(Items from a data source)
- - - -
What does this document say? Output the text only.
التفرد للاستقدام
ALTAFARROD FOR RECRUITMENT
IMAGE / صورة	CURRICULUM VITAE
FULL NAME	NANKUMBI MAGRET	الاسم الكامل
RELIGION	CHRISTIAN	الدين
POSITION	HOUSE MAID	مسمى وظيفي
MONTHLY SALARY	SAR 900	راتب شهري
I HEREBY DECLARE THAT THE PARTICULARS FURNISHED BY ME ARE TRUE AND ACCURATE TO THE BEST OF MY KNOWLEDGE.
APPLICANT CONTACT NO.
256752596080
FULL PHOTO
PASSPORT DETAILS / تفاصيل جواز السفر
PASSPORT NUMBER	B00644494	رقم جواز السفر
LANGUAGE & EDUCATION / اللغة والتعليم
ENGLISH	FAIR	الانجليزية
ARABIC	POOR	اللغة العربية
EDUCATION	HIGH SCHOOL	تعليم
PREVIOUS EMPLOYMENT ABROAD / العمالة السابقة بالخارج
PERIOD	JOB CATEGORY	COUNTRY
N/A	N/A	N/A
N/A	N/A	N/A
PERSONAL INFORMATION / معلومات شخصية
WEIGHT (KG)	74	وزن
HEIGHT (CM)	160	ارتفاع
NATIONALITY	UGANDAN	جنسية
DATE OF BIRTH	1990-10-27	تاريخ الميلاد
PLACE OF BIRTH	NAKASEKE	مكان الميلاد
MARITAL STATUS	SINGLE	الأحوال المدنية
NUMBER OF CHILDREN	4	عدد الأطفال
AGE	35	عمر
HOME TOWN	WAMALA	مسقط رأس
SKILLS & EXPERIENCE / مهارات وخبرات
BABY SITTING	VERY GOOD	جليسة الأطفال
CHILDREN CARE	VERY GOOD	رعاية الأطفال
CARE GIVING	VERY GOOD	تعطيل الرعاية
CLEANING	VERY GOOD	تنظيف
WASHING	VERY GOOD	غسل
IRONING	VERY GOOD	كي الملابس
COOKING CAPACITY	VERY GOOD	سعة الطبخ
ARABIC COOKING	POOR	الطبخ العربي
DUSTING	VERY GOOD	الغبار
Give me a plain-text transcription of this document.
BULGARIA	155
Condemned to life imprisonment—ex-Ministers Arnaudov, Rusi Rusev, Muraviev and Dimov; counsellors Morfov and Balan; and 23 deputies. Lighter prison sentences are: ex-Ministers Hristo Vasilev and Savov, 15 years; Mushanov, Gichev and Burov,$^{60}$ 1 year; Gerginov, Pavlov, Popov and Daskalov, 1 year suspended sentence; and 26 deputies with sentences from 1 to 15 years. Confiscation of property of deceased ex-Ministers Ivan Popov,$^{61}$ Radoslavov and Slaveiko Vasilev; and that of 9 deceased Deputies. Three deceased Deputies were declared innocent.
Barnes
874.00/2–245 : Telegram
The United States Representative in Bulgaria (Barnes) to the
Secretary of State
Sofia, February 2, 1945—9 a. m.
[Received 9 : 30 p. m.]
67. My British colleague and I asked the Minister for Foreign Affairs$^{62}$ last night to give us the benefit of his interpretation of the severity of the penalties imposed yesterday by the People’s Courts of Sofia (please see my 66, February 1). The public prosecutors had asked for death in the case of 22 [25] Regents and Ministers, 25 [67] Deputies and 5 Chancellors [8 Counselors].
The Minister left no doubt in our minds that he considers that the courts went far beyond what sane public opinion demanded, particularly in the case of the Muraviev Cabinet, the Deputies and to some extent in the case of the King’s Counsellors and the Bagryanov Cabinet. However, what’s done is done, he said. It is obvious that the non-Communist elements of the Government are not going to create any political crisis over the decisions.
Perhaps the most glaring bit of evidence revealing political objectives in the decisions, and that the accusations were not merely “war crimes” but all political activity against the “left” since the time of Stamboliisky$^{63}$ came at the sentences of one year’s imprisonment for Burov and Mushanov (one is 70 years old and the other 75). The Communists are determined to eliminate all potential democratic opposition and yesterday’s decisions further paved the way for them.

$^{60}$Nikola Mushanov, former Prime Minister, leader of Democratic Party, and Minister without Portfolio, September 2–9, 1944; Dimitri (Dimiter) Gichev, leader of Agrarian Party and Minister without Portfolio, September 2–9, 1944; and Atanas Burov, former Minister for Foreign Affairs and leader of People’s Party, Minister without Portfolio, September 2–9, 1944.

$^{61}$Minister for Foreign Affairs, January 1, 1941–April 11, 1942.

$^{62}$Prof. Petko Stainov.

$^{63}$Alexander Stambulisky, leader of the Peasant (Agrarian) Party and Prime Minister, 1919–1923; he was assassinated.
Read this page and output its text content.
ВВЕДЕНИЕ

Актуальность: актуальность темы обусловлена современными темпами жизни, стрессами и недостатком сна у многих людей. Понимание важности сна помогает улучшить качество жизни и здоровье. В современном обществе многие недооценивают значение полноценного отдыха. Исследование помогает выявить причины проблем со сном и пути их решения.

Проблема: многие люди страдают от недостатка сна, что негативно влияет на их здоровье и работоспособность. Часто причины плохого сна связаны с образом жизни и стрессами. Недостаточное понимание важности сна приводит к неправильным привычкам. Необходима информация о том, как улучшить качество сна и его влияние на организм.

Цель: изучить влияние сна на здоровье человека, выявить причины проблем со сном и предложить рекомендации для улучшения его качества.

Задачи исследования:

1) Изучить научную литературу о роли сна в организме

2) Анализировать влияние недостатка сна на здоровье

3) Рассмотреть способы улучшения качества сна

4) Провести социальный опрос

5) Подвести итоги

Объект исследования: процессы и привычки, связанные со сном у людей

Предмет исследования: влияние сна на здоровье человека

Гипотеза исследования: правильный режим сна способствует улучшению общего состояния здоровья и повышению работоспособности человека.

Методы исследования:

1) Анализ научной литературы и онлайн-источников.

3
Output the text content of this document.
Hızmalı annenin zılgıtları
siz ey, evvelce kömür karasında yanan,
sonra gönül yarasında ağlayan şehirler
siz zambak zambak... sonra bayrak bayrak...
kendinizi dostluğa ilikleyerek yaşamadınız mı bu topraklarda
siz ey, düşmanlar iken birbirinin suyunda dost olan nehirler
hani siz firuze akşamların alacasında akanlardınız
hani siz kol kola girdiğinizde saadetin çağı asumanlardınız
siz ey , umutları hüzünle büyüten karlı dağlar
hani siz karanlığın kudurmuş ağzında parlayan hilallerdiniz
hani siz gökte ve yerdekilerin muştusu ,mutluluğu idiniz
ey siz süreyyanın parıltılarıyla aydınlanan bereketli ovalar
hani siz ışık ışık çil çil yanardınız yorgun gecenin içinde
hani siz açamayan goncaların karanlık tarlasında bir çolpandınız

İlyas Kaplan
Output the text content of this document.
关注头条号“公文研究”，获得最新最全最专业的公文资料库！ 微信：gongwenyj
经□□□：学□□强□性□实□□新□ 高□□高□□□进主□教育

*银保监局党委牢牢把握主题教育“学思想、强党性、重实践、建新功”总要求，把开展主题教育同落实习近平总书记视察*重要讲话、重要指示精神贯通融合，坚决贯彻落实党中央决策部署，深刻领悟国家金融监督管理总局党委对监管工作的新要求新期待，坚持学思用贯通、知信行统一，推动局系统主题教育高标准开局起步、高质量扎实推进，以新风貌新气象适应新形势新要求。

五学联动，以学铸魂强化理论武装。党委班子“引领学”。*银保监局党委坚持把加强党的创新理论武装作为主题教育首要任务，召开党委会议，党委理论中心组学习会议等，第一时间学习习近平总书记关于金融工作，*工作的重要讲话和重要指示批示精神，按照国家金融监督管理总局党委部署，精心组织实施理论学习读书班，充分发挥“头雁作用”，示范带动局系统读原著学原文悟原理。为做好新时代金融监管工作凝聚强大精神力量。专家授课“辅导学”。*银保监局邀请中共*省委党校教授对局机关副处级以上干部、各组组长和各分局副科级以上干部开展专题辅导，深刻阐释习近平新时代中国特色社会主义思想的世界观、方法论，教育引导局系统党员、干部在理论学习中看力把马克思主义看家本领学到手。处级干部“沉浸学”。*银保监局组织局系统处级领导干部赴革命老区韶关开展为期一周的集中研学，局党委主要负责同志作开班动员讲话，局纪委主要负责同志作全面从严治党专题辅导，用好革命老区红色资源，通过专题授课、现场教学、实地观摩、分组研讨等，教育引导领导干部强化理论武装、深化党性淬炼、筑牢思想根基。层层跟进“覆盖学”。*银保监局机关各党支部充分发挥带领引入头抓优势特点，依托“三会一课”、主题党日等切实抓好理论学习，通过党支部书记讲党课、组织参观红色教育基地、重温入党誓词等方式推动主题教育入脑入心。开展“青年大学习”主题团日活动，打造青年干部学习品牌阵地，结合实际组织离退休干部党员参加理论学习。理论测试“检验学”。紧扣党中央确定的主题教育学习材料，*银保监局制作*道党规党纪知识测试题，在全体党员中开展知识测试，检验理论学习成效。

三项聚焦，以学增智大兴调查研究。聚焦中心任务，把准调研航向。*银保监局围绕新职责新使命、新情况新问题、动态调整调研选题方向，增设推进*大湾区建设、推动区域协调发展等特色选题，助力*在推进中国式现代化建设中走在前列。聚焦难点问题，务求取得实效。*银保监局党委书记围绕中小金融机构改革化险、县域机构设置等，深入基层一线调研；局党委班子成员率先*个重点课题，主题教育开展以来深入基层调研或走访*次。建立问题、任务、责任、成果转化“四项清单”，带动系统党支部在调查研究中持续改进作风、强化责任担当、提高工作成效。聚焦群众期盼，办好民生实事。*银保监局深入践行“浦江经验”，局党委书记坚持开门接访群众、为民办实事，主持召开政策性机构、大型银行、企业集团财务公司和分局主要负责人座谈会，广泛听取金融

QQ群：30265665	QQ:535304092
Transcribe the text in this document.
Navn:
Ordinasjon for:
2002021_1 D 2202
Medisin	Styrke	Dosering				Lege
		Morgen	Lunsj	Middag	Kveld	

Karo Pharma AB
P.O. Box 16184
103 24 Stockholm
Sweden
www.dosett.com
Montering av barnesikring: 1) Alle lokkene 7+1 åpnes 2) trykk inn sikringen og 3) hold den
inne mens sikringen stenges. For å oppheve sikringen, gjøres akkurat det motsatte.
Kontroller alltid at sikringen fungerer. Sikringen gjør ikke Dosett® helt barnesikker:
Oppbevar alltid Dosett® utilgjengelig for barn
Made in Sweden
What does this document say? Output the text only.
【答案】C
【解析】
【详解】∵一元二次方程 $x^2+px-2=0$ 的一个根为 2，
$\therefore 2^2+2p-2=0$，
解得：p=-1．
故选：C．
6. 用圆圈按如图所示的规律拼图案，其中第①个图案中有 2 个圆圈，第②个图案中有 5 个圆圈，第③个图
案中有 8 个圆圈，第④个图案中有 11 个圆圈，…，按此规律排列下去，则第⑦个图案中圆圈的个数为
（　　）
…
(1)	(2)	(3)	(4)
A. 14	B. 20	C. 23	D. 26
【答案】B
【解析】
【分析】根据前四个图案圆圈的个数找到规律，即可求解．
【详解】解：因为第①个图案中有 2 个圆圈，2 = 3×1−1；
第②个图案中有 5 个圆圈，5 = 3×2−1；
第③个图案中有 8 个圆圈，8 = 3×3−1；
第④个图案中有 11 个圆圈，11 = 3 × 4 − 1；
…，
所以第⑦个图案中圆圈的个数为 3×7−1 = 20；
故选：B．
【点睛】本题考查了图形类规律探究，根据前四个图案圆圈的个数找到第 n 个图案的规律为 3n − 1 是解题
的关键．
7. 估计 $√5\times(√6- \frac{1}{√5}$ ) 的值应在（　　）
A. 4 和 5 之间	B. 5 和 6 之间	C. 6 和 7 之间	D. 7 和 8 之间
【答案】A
- - - -
→ PROBLEM DETAILS: Check each line of the data above for the string "POOR", then report how many lines have it, with no other words.

→ EXERCISE RESULT: 2